WORK TO BE COMPLETED:
Read the records below. Copy each line where the string "light" occurs.

MATERIALS PROVIDED:
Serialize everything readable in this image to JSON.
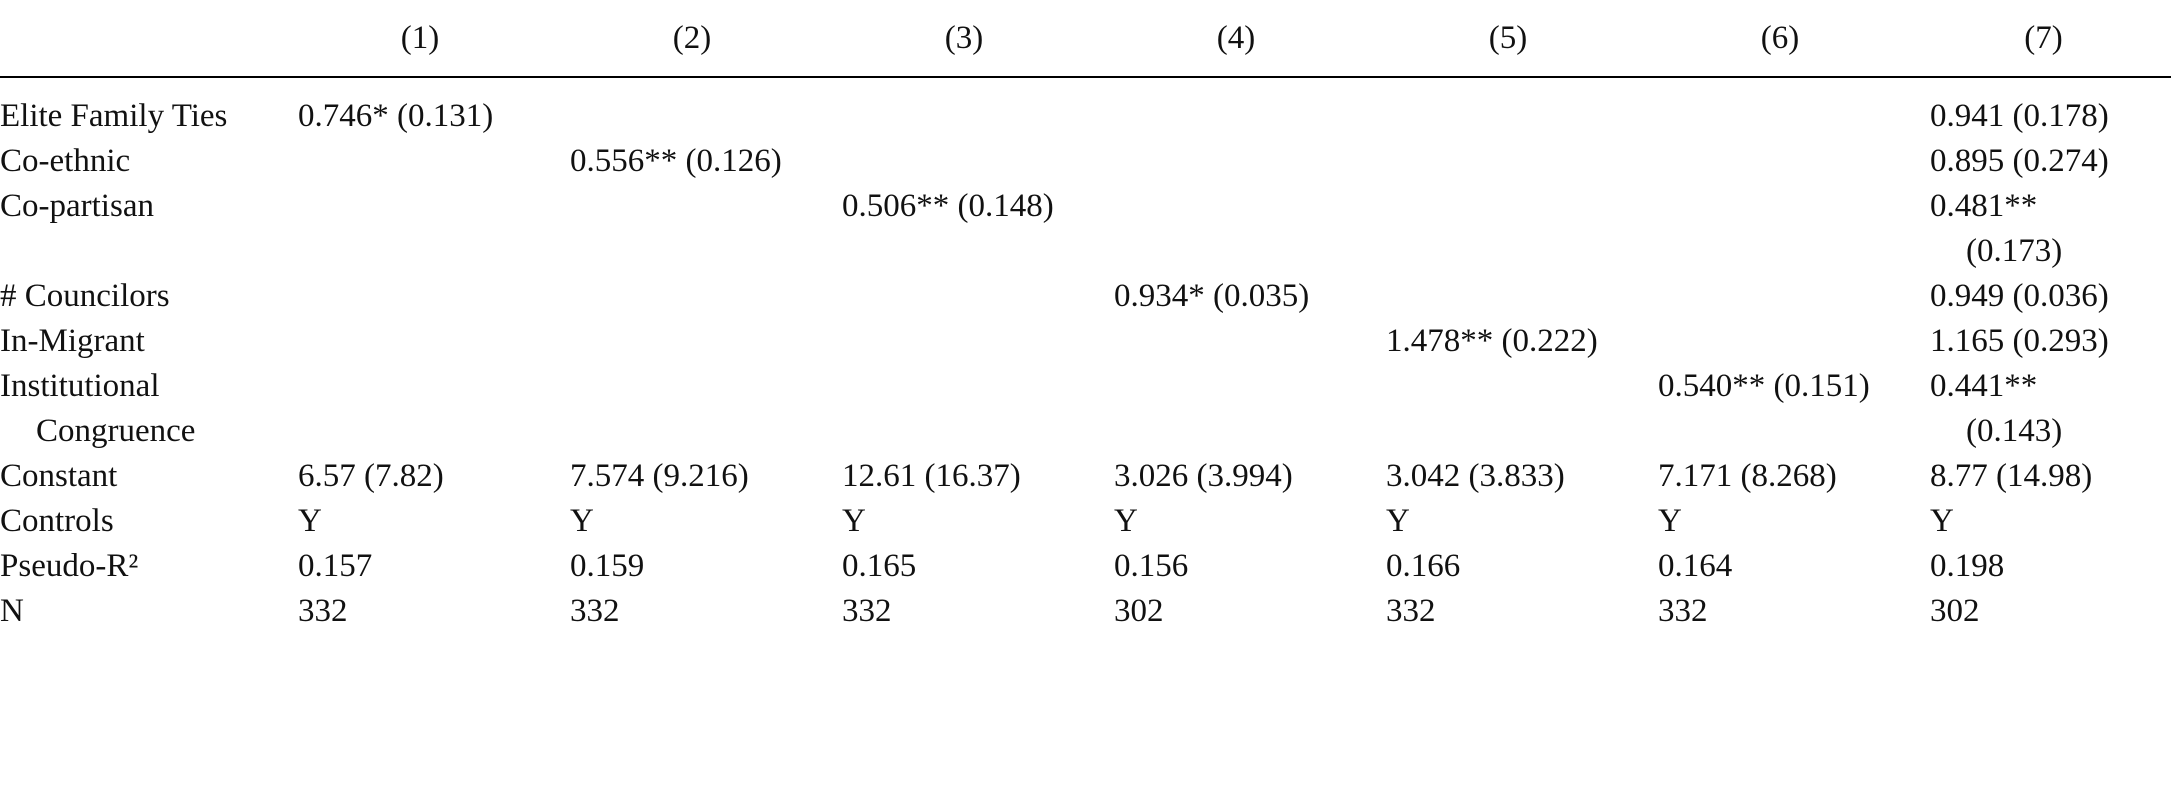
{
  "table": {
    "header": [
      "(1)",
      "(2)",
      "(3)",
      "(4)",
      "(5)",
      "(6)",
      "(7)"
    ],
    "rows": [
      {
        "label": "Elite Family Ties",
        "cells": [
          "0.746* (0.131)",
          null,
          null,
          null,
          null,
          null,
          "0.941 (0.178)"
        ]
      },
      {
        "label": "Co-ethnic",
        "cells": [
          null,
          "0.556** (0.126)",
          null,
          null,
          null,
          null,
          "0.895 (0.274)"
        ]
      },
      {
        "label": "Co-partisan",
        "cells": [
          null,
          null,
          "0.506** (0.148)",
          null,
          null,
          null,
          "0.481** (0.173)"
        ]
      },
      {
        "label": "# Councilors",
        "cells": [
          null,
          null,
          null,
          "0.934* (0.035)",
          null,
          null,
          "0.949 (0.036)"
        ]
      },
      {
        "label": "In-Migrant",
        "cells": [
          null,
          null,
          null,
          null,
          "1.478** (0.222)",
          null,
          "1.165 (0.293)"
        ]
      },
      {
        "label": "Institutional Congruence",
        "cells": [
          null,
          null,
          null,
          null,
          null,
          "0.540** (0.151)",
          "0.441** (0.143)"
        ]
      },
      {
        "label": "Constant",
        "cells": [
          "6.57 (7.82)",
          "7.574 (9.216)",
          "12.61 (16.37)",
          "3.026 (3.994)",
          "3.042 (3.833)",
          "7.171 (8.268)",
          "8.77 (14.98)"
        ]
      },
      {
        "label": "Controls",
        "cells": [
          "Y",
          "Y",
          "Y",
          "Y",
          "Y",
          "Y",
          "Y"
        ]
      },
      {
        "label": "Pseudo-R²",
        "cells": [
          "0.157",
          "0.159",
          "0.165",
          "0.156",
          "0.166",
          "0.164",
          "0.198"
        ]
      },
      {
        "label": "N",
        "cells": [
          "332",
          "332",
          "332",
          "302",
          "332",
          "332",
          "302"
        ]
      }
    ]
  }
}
--
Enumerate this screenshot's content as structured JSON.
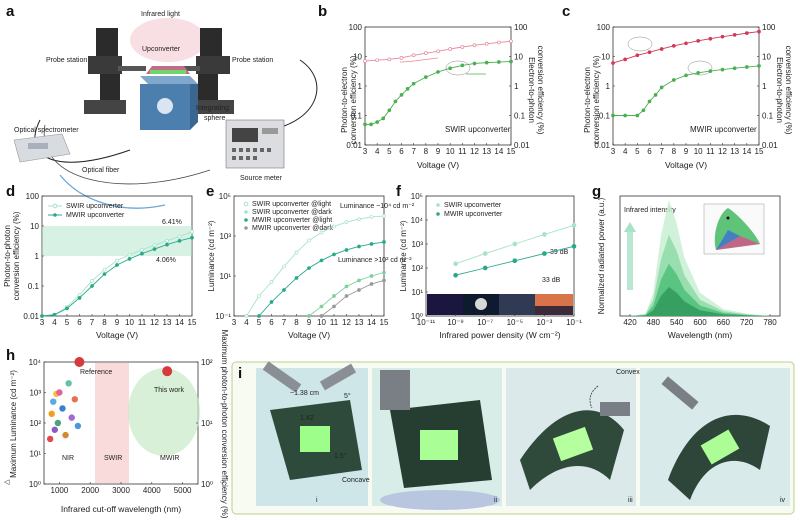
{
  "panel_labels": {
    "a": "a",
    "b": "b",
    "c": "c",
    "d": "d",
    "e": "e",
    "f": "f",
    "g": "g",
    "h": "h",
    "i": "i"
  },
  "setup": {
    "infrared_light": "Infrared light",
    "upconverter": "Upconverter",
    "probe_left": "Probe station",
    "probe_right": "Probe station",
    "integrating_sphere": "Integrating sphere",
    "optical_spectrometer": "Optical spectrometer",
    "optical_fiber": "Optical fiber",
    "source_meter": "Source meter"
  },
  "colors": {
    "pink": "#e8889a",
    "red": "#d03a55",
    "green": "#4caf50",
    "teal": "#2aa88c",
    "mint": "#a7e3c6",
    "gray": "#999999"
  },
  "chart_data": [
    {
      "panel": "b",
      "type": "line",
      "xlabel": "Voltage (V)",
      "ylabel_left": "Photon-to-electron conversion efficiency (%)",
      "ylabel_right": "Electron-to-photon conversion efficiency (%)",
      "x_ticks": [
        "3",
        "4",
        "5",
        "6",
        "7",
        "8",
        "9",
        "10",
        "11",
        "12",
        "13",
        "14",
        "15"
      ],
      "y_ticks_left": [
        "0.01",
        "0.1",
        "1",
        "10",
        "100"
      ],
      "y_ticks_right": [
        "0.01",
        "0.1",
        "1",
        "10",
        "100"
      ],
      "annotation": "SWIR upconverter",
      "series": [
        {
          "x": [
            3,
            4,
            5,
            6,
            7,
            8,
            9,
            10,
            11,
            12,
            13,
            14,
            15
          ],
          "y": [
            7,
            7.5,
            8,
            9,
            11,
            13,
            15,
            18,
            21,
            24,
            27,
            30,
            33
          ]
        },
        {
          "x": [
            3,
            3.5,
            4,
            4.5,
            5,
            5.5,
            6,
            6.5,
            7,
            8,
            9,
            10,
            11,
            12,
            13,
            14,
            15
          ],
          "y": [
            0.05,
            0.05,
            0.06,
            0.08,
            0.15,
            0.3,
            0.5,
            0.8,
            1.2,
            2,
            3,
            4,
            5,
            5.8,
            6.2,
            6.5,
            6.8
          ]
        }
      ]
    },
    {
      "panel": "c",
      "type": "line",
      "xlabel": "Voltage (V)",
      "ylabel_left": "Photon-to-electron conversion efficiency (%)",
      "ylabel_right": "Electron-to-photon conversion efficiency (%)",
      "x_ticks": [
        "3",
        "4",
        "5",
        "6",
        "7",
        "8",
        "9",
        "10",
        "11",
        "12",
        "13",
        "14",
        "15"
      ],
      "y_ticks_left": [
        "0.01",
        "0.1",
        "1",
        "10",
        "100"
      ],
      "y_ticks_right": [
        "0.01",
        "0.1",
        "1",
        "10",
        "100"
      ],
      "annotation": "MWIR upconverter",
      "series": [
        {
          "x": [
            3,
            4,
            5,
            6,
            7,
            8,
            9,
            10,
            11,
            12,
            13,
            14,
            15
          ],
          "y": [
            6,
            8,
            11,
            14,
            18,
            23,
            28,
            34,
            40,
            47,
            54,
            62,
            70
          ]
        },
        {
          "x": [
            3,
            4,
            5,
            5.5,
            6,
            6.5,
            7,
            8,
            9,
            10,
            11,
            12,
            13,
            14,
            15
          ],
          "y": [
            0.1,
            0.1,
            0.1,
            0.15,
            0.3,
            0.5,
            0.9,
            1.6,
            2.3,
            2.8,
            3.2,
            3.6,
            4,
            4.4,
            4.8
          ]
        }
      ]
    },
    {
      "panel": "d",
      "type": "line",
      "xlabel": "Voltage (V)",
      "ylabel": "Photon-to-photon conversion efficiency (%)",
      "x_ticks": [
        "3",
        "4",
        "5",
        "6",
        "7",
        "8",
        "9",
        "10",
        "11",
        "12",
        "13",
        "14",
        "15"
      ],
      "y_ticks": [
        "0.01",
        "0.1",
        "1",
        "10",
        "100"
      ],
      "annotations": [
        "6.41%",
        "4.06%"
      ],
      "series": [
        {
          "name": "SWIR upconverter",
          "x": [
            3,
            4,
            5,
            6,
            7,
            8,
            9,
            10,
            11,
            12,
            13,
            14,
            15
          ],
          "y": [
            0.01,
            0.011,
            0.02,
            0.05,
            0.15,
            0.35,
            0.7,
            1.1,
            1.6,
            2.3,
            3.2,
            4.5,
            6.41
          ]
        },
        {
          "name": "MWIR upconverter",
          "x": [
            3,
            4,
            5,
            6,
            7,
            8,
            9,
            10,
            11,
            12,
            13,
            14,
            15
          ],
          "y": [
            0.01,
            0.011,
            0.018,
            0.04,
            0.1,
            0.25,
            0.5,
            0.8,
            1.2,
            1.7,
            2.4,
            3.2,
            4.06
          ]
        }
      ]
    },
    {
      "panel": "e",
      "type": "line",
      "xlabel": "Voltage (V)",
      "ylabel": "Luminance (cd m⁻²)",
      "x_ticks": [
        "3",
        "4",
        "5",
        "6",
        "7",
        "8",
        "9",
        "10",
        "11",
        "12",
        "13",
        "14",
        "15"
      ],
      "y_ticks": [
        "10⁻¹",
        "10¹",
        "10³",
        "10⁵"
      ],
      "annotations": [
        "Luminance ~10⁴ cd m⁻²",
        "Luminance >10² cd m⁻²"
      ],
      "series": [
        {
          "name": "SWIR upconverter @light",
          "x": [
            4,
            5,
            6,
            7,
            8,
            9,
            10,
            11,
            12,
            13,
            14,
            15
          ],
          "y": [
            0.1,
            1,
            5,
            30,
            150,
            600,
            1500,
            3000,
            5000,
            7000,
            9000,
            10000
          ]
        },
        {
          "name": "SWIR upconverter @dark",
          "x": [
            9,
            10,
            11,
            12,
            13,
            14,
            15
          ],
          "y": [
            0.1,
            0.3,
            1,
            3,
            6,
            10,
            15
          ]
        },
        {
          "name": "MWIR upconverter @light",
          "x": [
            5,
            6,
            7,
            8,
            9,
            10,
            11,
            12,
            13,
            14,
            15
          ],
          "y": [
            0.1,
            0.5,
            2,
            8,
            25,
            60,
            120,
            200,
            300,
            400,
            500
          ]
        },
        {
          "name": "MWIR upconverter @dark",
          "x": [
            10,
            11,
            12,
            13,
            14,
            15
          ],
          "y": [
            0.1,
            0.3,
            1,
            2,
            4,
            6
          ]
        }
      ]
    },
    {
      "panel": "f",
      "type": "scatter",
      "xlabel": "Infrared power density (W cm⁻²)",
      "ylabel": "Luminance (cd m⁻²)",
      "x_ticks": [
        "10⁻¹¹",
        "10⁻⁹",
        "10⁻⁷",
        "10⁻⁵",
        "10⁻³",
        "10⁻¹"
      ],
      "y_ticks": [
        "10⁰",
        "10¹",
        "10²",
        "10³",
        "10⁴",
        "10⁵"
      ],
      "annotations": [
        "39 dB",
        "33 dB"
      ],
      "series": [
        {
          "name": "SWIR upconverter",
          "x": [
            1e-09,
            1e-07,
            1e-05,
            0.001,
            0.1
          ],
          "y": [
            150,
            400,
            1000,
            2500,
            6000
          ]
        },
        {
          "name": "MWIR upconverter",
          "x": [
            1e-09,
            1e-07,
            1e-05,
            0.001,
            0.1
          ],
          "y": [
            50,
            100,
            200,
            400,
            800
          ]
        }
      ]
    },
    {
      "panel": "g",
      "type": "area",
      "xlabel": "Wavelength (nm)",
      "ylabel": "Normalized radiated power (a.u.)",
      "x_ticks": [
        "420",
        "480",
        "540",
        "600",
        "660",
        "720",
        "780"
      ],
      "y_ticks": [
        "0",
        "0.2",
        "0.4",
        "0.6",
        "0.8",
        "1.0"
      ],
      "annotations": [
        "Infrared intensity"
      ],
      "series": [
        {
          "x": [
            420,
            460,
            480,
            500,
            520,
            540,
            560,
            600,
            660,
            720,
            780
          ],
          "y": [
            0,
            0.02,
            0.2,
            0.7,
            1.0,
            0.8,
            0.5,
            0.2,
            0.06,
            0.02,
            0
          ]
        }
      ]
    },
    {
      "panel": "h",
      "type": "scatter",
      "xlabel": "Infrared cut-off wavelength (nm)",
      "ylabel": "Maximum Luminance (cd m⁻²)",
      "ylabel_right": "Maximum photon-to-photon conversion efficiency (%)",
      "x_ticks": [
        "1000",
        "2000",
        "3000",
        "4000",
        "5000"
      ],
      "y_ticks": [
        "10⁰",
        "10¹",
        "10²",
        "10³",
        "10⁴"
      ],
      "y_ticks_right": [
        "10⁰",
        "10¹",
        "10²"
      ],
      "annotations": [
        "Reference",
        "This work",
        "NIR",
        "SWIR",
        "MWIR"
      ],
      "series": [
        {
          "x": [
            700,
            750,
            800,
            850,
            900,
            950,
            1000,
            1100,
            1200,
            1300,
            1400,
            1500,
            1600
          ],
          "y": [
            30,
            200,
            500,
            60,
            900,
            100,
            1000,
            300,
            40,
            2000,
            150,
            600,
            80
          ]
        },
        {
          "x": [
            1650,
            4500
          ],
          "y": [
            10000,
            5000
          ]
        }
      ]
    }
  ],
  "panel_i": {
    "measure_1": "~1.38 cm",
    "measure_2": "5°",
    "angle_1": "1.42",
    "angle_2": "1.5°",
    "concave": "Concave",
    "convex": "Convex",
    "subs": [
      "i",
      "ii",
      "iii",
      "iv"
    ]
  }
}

TASK RESPONSE:
    "infrared_light": "Infrared light",
          "name": "SWIR upconverter @light",
          "name": "MWIR upconverter @light",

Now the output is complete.